◆ **Data extract**
══════
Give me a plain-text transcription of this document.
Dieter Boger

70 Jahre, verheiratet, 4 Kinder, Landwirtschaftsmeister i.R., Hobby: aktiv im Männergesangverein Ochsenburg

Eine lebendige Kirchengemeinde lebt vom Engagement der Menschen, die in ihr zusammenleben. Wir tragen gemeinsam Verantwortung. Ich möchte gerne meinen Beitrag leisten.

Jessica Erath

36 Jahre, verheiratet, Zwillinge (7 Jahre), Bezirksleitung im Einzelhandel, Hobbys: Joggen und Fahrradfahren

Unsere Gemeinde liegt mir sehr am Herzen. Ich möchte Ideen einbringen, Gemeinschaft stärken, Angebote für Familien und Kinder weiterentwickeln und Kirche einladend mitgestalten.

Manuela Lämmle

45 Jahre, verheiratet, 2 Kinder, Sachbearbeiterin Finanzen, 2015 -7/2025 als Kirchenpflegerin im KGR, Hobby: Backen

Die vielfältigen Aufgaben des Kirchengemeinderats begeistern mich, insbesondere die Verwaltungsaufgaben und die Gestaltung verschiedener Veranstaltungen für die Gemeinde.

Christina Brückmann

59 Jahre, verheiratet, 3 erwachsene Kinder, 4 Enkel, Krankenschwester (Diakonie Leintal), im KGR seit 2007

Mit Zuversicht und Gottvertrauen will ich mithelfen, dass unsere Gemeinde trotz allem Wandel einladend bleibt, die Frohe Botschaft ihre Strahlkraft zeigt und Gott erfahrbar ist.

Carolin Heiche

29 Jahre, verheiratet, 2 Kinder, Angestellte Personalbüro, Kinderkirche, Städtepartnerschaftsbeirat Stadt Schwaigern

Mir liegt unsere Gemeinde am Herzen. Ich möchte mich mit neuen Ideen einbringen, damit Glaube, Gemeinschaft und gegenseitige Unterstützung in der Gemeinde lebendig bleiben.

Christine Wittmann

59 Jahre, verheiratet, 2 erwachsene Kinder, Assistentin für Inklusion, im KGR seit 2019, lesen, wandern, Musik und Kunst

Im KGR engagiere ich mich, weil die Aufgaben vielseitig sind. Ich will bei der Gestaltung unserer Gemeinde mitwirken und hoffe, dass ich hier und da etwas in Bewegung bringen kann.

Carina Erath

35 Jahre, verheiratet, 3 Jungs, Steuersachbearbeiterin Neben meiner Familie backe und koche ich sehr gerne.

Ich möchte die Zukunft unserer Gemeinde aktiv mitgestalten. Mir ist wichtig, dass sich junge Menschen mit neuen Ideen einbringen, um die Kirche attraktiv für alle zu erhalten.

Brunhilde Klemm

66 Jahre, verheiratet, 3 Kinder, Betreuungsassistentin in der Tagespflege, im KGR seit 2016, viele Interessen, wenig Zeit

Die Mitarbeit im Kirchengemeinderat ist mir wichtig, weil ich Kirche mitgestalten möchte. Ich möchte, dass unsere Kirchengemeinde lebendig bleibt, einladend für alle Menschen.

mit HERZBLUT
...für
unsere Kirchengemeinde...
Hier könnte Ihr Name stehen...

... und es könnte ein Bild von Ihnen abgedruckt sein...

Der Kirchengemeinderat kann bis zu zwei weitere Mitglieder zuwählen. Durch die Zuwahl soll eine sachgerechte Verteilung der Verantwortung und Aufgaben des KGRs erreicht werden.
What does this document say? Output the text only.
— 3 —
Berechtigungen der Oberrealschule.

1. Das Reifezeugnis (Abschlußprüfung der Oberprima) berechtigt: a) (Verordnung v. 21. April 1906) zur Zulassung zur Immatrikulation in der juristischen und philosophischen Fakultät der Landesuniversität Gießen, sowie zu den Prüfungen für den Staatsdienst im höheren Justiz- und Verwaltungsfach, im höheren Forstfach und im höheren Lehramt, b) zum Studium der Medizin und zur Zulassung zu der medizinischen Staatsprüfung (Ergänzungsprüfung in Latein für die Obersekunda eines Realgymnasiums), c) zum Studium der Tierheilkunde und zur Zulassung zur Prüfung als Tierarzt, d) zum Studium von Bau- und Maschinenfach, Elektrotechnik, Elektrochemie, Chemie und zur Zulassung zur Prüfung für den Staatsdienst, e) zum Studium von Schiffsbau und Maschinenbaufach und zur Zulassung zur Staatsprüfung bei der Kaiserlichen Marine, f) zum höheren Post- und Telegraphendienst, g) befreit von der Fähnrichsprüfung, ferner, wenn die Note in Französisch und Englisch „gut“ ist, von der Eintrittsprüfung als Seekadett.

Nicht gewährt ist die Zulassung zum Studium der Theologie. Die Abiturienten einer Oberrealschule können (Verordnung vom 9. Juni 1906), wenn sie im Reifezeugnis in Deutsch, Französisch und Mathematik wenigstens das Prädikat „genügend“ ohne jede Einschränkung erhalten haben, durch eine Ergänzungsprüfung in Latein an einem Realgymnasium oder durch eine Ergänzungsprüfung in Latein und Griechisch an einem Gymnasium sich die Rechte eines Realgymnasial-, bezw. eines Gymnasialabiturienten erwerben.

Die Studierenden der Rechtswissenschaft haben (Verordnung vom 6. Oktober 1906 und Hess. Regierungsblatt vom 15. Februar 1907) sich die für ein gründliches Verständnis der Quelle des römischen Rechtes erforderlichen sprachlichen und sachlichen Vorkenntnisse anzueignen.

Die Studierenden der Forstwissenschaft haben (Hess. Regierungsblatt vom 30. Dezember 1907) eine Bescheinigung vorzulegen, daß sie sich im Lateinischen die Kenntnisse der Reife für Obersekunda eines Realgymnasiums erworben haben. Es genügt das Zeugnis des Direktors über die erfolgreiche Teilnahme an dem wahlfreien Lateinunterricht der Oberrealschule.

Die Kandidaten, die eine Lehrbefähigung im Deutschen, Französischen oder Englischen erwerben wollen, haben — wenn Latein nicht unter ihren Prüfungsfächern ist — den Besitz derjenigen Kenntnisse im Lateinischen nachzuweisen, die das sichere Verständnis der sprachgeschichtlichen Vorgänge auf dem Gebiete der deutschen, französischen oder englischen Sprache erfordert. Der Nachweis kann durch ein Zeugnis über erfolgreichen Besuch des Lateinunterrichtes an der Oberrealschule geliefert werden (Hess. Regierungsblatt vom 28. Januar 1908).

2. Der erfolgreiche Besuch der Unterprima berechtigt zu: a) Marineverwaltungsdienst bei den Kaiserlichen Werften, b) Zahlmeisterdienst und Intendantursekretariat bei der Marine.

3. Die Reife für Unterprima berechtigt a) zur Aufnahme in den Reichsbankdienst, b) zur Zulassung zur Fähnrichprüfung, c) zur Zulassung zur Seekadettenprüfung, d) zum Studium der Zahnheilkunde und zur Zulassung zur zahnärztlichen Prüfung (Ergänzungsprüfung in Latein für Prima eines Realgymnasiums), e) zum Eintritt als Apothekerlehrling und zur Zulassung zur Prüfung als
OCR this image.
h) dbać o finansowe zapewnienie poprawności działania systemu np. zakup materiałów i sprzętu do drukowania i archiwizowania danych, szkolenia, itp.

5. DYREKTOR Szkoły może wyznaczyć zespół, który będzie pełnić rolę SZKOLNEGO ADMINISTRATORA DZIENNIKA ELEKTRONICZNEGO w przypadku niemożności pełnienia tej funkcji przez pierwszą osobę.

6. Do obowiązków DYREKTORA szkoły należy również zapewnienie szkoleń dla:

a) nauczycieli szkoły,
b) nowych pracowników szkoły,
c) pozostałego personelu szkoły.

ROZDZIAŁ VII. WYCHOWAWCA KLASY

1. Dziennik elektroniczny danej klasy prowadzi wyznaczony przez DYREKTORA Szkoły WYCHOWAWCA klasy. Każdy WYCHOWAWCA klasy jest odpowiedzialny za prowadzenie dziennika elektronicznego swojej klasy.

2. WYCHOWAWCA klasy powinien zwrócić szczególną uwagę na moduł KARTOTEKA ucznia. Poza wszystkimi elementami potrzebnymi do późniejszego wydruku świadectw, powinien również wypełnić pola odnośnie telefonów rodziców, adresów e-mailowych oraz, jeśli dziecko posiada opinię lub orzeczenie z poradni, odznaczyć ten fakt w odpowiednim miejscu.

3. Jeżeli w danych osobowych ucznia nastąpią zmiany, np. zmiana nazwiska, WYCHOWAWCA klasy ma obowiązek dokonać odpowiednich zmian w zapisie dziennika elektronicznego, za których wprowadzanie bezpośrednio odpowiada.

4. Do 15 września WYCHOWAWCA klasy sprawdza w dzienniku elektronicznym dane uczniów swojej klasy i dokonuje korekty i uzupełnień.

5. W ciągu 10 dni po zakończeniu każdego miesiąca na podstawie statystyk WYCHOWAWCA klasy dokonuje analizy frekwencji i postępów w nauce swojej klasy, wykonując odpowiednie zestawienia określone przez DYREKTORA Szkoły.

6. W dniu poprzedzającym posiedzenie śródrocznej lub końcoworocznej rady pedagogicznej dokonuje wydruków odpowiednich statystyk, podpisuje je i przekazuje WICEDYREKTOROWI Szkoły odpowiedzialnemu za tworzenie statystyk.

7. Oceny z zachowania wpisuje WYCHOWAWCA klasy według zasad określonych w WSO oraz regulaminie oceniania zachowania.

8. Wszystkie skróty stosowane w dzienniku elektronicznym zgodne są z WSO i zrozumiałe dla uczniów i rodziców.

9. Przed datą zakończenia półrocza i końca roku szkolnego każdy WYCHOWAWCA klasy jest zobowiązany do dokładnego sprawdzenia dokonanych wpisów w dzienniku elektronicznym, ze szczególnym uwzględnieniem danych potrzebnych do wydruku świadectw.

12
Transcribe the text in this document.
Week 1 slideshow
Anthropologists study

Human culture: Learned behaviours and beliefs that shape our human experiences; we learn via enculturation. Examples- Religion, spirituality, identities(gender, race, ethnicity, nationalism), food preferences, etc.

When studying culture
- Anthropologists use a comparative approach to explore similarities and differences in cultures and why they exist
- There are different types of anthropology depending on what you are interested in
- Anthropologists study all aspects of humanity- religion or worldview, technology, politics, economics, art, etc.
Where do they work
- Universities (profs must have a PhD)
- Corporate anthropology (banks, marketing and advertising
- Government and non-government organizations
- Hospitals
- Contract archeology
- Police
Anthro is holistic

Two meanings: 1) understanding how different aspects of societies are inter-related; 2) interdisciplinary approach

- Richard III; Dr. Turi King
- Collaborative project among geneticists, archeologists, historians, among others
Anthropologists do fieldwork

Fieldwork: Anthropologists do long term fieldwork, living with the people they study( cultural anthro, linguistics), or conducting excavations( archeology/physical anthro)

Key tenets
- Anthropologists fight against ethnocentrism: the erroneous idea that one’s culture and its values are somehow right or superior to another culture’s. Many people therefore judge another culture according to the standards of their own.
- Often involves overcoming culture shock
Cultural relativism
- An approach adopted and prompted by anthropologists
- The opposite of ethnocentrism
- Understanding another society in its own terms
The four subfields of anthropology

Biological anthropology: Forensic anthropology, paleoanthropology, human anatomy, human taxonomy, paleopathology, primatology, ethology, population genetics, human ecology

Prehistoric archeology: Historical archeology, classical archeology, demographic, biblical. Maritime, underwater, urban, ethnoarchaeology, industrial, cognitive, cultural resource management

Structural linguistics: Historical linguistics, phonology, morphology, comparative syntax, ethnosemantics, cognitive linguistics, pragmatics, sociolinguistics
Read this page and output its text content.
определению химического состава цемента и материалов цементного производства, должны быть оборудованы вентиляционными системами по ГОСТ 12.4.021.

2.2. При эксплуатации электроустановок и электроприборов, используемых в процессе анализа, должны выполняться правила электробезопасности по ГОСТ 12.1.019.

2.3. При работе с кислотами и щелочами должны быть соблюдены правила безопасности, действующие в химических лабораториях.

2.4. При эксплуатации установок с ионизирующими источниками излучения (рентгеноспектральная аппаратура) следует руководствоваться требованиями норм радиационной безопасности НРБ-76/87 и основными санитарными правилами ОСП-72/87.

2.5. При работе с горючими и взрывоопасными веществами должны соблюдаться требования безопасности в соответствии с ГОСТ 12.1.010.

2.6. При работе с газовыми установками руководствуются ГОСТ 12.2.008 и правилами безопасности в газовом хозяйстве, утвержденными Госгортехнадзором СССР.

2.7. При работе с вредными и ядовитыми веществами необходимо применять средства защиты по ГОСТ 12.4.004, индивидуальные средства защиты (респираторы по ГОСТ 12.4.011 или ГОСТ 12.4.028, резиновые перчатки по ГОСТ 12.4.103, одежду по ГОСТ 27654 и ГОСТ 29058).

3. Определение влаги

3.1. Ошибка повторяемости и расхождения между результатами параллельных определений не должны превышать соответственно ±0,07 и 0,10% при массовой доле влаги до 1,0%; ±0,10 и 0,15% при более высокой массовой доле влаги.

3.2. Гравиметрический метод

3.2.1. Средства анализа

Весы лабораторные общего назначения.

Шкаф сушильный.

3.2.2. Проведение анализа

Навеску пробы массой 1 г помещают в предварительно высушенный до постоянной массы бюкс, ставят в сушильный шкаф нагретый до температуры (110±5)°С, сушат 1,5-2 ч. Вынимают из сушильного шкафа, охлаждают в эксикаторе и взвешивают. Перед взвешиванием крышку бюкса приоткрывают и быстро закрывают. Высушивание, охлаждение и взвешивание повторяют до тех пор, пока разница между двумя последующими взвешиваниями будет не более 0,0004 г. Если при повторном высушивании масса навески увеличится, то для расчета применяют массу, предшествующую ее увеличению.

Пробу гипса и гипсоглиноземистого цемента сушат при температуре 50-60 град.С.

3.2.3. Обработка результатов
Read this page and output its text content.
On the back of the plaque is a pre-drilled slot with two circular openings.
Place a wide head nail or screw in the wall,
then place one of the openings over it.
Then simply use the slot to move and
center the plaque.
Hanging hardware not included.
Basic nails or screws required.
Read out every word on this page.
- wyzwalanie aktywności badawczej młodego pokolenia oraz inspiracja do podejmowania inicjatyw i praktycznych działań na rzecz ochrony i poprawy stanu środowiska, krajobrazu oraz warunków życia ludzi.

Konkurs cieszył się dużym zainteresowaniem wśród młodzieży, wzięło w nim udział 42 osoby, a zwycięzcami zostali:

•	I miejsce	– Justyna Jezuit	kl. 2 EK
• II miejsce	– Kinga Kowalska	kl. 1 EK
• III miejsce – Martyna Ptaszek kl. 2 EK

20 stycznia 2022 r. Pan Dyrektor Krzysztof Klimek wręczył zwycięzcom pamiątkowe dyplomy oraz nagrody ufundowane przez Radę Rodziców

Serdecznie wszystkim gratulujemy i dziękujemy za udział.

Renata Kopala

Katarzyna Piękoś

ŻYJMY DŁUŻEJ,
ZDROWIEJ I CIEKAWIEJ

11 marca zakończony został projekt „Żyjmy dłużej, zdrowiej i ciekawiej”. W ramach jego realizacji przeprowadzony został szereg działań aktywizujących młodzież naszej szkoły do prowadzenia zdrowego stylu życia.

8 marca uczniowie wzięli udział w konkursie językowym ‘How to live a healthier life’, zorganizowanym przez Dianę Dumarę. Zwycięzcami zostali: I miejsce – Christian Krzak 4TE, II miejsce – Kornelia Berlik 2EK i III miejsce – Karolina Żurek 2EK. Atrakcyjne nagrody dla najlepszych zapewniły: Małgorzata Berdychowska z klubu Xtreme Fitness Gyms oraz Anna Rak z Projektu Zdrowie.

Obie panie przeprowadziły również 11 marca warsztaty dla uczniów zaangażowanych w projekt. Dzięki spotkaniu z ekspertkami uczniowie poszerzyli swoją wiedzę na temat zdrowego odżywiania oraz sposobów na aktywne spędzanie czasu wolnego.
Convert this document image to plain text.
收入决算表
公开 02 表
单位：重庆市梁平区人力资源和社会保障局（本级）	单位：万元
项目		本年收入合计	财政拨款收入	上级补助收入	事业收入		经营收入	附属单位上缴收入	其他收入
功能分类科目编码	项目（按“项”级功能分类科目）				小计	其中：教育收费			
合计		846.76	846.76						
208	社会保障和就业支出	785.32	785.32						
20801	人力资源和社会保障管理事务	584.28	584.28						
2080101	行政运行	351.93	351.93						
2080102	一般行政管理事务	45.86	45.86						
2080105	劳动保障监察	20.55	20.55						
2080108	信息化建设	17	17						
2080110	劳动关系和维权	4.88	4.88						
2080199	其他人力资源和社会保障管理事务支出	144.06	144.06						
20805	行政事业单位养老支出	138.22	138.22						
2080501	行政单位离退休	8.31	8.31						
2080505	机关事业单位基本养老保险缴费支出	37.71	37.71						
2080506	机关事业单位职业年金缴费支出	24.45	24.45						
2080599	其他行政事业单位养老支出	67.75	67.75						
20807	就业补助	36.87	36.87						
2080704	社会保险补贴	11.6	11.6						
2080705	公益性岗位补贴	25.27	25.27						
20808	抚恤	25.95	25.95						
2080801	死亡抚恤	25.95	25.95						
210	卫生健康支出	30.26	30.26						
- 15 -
══════
◆ **What the exercise asks**
Your task is to collect every line above that contains the word "approach".

◆ **Exercise answer**
- Anthropologists use a comparative approach to explore similarities and differences in cultures and why they exist
Two meanings: 1) understanding how different aspects of societies are inter-related; 2) interdisciplinary approach
- An approach adopted and prompted by anthropologists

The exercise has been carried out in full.